Required task → Pictures do not belong in the copy; quote every entry below exactly.

╔══

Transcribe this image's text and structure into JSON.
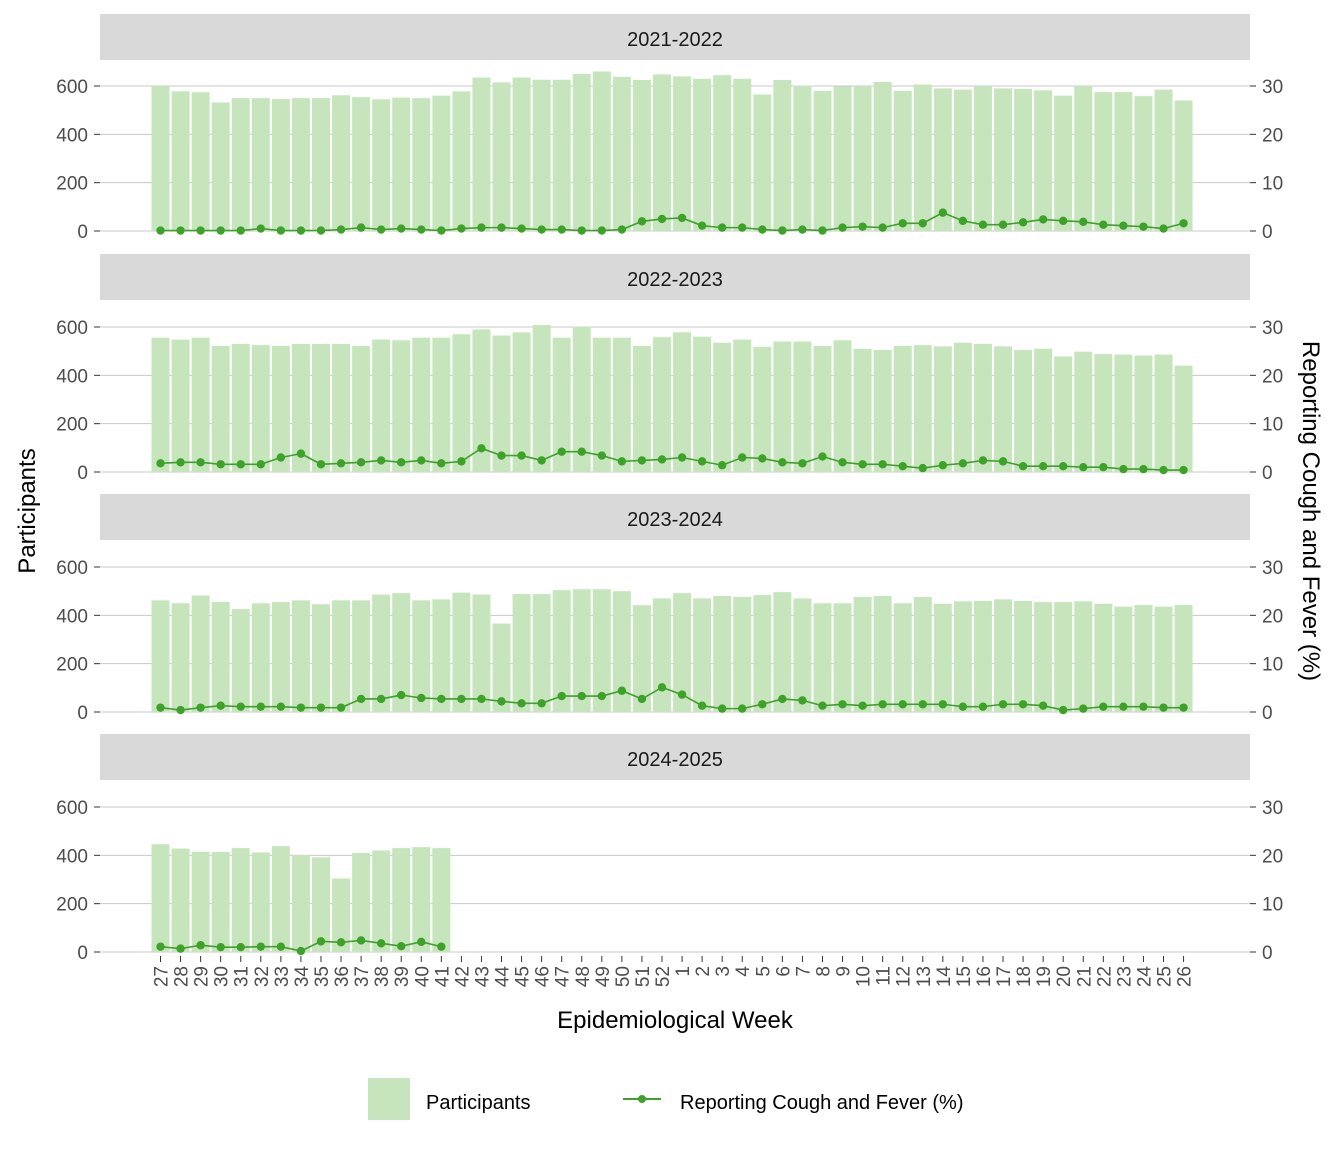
{
  "colors": {
    "bar": "#c7e5bd",
    "line": "#3ea12a",
    "strip": "#d9d9d9",
    "grid": "#c8c8c8"
  },
  "chart_data": {
    "type": "bar+line",
    "facets": [
      "2021-2022",
      "2022-2023",
      "2023-2024",
      "2024-2025"
    ],
    "categories": [
      "27",
      "28",
      "29",
      "30",
      "31",
      "32",
      "33",
      "34",
      "35",
      "36",
      "37",
      "38",
      "39",
      "40",
      "41",
      "42",
      "43",
      "44",
      "45",
      "46",
      "47",
      "48",
      "49",
      "50",
      "51",
      "52",
      "1",
      "2",
      "3",
      "4",
      "5",
      "6",
      "7",
      "8",
      "9",
      "10",
      "11",
      "12",
      "13",
      "14",
      "15",
      "16",
      "17",
      "18",
      "19",
      "20",
      "21",
      "22",
      "23",
      "24",
      "25",
      "26"
    ],
    "xlabel": "Epidemiological Week",
    "ylabel": "Participants",
    "ylabel_right": "Reporting Cough and Fever (%)",
    "ylim": [
      0,
      600
    ],
    "yticks": [
      0,
      200,
      400,
      600
    ],
    "ylim_right": [
      0,
      30
    ],
    "yticks_right": [
      0,
      10,
      20,
      30
    ],
    "legend": {
      "position": "bottom",
      "bar_label": "Participants",
      "line_label": "Reporting Cough and Fever (%)"
    },
    "series": [
      {
        "season": "2021-2022",
        "participants": [
          600,
          578,
          574,
          532,
          550,
          550,
          546,
          550,
          550,
          562,
          554,
          545,
          552,
          550,
          560,
          578,
          635,
          615,
          635,
          626,
          626,
          650,
          660,
          638,
          625,
          648,
          640,
          630,
          645,
          630,
          565,
          625,
          602,
          580,
          598,
          600,
          617,
          580,
          606,
          590,
          585,
          600,
          590,
          588,
          582,
          560,
          600,
          575,
          575,
          558,
          585,
          540
        ],
        "cough_fever_pct": [
          0.1,
          0.1,
          0.1,
          0.1,
          0.1,
          0.5,
          0.1,
          0.1,
          0.1,
          0.3,
          0.7,
          0.3,
          0.5,
          0.3,
          0.1,
          0.5,
          0.7,
          0.7,
          0.5,
          0.3,
          0.3,
          0.1,
          0.1,
          0.3,
          2.0,
          2.5,
          2.7,
          1.1,
          0.7,
          0.7,
          0.3,
          0.1,
          0.3,
          0.1,
          0.7,
          0.9,
          0.7,
          1.6,
          1.6,
          3.8,
          2.1,
          1.3,
          1.3,
          1.8,
          2.4,
          2.1,
          1.9,
          1.3,
          1.1,
          0.9,
          0.5,
          1.6
        ]
      },
      {
        "season": "2022-2023",
        "participants": [
          556,
          548,
          556,
          522,
          530,
          525,
          522,
          530,
          530,
          530,
          522,
          548,
          545,
          556,
          556,
          570,
          590,
          565,
          578,
          608,
          556,
          602,
          556,
          556,
          522,
          558,
          578,
          560,
          535,
          548,
          518,
          540,
          540,
          522,
          545,
          510,
          505,
          522,
          525,
          520,
          535,
          530,
          520,
          505,
          510,
          478,
          498,
          488,
          486,
          482,
          486,
          440
        ],
        "cough_fever_pct": [
          1.8,
          2.0,
          2.0,
          1.6,
          1.6,
          1.6,
          3.0,
          3.8,
          1.6,
          1.8,
          2.0,
          2.4,
          2.0,
          2.4,
          1.8,
          2.2,
          4.9,
          3.4,
          3.4,
          2.4,
          4.2,
          4.2,
          3.4,
          2.2,
          2.4,
          2.6,
          3.0,
          2.2,
          1.4,
          3.0,
          2.8,
          2.0,
          1.8,
          3.2,
          2.0,
          1.6,
          1.6,
          1.2,
          0.8,
          1.4,
          1.8,
          2.4,
          2.2,
          1.2,
          1.2,
          1.2,
          1.0,
          1.0,
          0.6,
          0.6,
          0.4,
          0.4
        ]
      },
      {
        "season": "2023-2024",
        "participants": [
          462,
          450,
          482,
          456,
          426,
          450,
          455,
          462,
          446,
          462,
          462,
          486,
          492,
          462,
          466,
          494,
          486,
          366,
          488,
          488,
          504,
          508,
          508,
          500,
          442,
          470,
          492,
          470,
          480,
          476,
          484,
          496,
          470,
          450,
          450,
          476,
          480,
          450,
          476,
          448,
          458,
          460,
          466,
          460,
          455,
          455,
          458,
          448,
          436,
          443,
          436,
          443
        ],
        "cough_fever_pct": [
          0.9,
          0.4,
          0.9,
          1.3,
          1.1,
          1.1,
          1.1,
          0.9,
          0.9,
          0.9,
          2.7,
          2.7,
          3.5,
          2.9,
          2.7,
          2.7,
          2.7,
          2.2,
          1.8,
          1.8,
          3.3,
          3.3,
          3.3,
          4.4,
          2.7,
          5.1,
          3.6,
          1.3,
          0.7,
          0.7,
          1.6,
          2.7,
          2.4,
          1.3,
          1.6,
          1.3,
          1.6,
          1.6,
          1.6,
          1.6,
          1.1,
          1.1,
          1.6,
          1.6,
          1.3,
          0.4,
          0.7,
          1.1,
          1.1,
          1.1,
          0.9,
          0.9
        ]
      },
      {
        "season": "2024-2025",
        "participants": [
          446,
          428,
          415,
          414,
          430,
          412,
          438,
          402,
          392,
          304,
          410,
          420,
          430,
          434,
          430
        ],
        "cough_fever_pct": [
          1.1,
          0.7,
          1.4,
          1.0,
          1.0,
          1.1,
          1.1,
          0.2,
          2.2,
          2.0,
          2.4,
          1.8,
          1.2,
          2.1,
          1.1
        ]
      }
    ]
  }
}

╚══

Solution to this task →
Transcribe this image's text and structure into JSON.
{
  "colors": {
    "bar": "#c7e5bd",
    "line": "#3ea12a",
    "strip": "#d9d9d9",
    "grid": "#c8c8c8"
  },
  "chart_data": {
    "type": "bar+line",
    "facets": [
      "2021-2022",
      "2022-2023",
      "2023-2024",
      "2024-2025"
    ],
    "categories": [
      "27",
      "28",
      "29",
      "30",
      "31",
      "32",
      "33",
      "34",
      "35",
      "36",
      "37",
      "38",
      "39",
      "40",
      "41",
      "42",
      "43",
      "44",
      "45",
      "46",
      "47",
      "48",
      "49",
      "50",
      "51",
      "52",
      "1",
      "2",
      "3",
      "4",
      "5",
      "6",
      "7",
      "8",
      "9",
      "10",
      "11",
      "12",
      "13",
      "14",
      "15",
      "16",
      "17",
      "18",
      "19",
      "20",
      "21",
      "22",
      "23",
      "24",
      "25",
      "26"
    ],
    "xlabel": "Epidemiological Week",
    "ylabel": "Participants",
    "ylabel_right": "Reporting Cough and Fever (%)",
    "ylim": [
      0,
      600
    ],
    "yticks": [
      0,
      200,
      400,
      600
    ],
    "ylim_right": [
      0,
      30
    ],
    "yticks_right": [
      0,
      10,
      20,
      30
    ],
    "legend": {
      "position": "bottom",
      "bar_label": "Participants",
      "line_label": "Reporting Cough and Fever (%)"
    },
    "series": [
      {
        "season": "2021-2022",
        "participants": [
          600,
          578,
          574,
          532,
          550,
          550,
          546,
          550,
          550,
          562,
          554,
          545,
          552,
          550,
          560,
          578,
          635,
          615,
          635,
          626,
          626,
          650,
          660,
          638,
          625,
          648,
          640,
          630,
          645,
          630,
          565,
          625,
          602,
          580,
          598,
          600,
          617,
          580,
          606,
          590,
          585,
          600,
          590,
          588,
          582,
          560,
          600,
          575,
          575,
          558,
          585,
          540
        ],
        "cough_fever_pct": [
          0.1,
          0.1,
          0.1,
          0.1,
          0.1,
          0.5,
          0.1,
          0.1,
          0.1,
          0.3,
          0.7,
          0.3,
          0.5,
          0.3,
          0.1,
          0.5,
          0.7,
          0.7,
          0.5,
          0.3,
          0.3,
          0.1,
          0.1,
          0.3,
          2.0,
          2.5,
          2.7,
          1.1,
          0.7,
          0.7,
          0.3,
          0.1,
          0.3,
          0.1,
          0.7,
          0.9,
          0.7,
          1.6,
          1.6,
          3.8,
          2.1,
          1.3,
          1.3,
          1.8,
          2.4,
          2.1,
          1.9,
          1.3,
          1.1,
          0.9,
          0.5,
          1.6
        ]
      },
      {
        "season": "2022-2023",
        "participants": [
          556,
          548,
          556,
          522,
          530,
          525,
          522,
          530,
          530,
          530,
          522,
          548,
          545,
          556,
          556,
          570,
          590,
          565,
          578,
          608,
          556,
          602,
          556,
          556,
          522,
          558,
          578,
          560,
          535,
          548,
          518,
          540,
          540,
          522,
          545,
          510,
          505,
          522,
          525,
          520,
          535,
          530,
          520,
          505,
          510,
          478,
          498,
          488,
          486,
          482,
          486,
          440
        ],
        "cough_fever_pct": [
          1.8,
          2.0,
          2.0,
          1.6,
          1.6,
          1.6,
          3.0,
          3.8,
          1.6,
          1.8,
          2.0,
          2.4,
          2.0,
          2.4,
          1.8,
          2.2,
          4.9,
          3.4,
          3.4,
          2.4,
          4.2,
          4.2,
          3.4,
          2.2,
          2.4,
          2.6,
          3.0,
          2.2,
          1.4,
          3.0,
          2.8,
          2.0,
          1.8,
          3.2,
          2.0,
          1.6,
          1.6,
          1.2,
          0.8,
          1.4,
          1.8,
          2.4,
          2.2,
          1.2,
          1.2,
          1.2,
          1.0,
          1.0,
          0.6,
          0.6,
          0.4,
          0.4
        ]
      },
      {
        "season": "2023-2024",
        "participants": [
          462,
          450,
          482,
          456,
          426,
          450,
          455,
          462,
          446,
          462,
          462,
          486,
          492,
          462,
          466,
          494,
          486,
          366,
          488,
          488,
          504,
          508,
          508,
          500,
          442,
          470,
          492,
          470,
          480,
          476,
          484,
          496,
          470,
          450,
          450,
          476,
          480,
          450,
          476,
          448,
          458,
          460,
          466,
          460,
          455,
          455,
          458,
          448,
          436,
          443,
          436,
          443
        ],
        "cough_fever_pct": [
          0.9,
          0.4,
          0.9,
          1.3,
          1.1,
          1.1,
          1.1,
          0.9,
          0.9,
          0.9,
          2.7,
          2.7,
          3.5,
          2.9,
          2.7,
          2.7,
          2.7,
          2.2,
          1.8,
          1.8,
          3.3,
          3.3,
          3.3,
          4.4,
          2.7,
          5.1,
          3.6,
          1.3,
          0.7,
          0.7,
          1.6,
          2.7,
          2.4,
          1.3,
          1.6,
          1.3,
          1.6,
          1.6,
          1.6,
          1.6,
          1.1,
          1.1,
          1.6,
          1.6,
          1.3,
          0.4,
          0.7,
          1.1,
          1.1,
          1.1,
          0.9,
          0.9
        ]
      },
      {
        "season": "2024-2025",
        "participants": [
          446,
          428,
          415,
          414,
          430,
          412,
          438,
          402,
          392,
          304,
          410,
          420,
          430,
          434,
          430
        ],
        "cough_fever_pct": [
          1.1,
          0.7,
          1.4,
          1.0,
          1.0,
          1.1,
          1.1,
          0.2,
          2.2,
          2.0,
          2.4,
          1.8,
          1.2,
          2.1,
          1.1
        ]
      }
    ]
  }
}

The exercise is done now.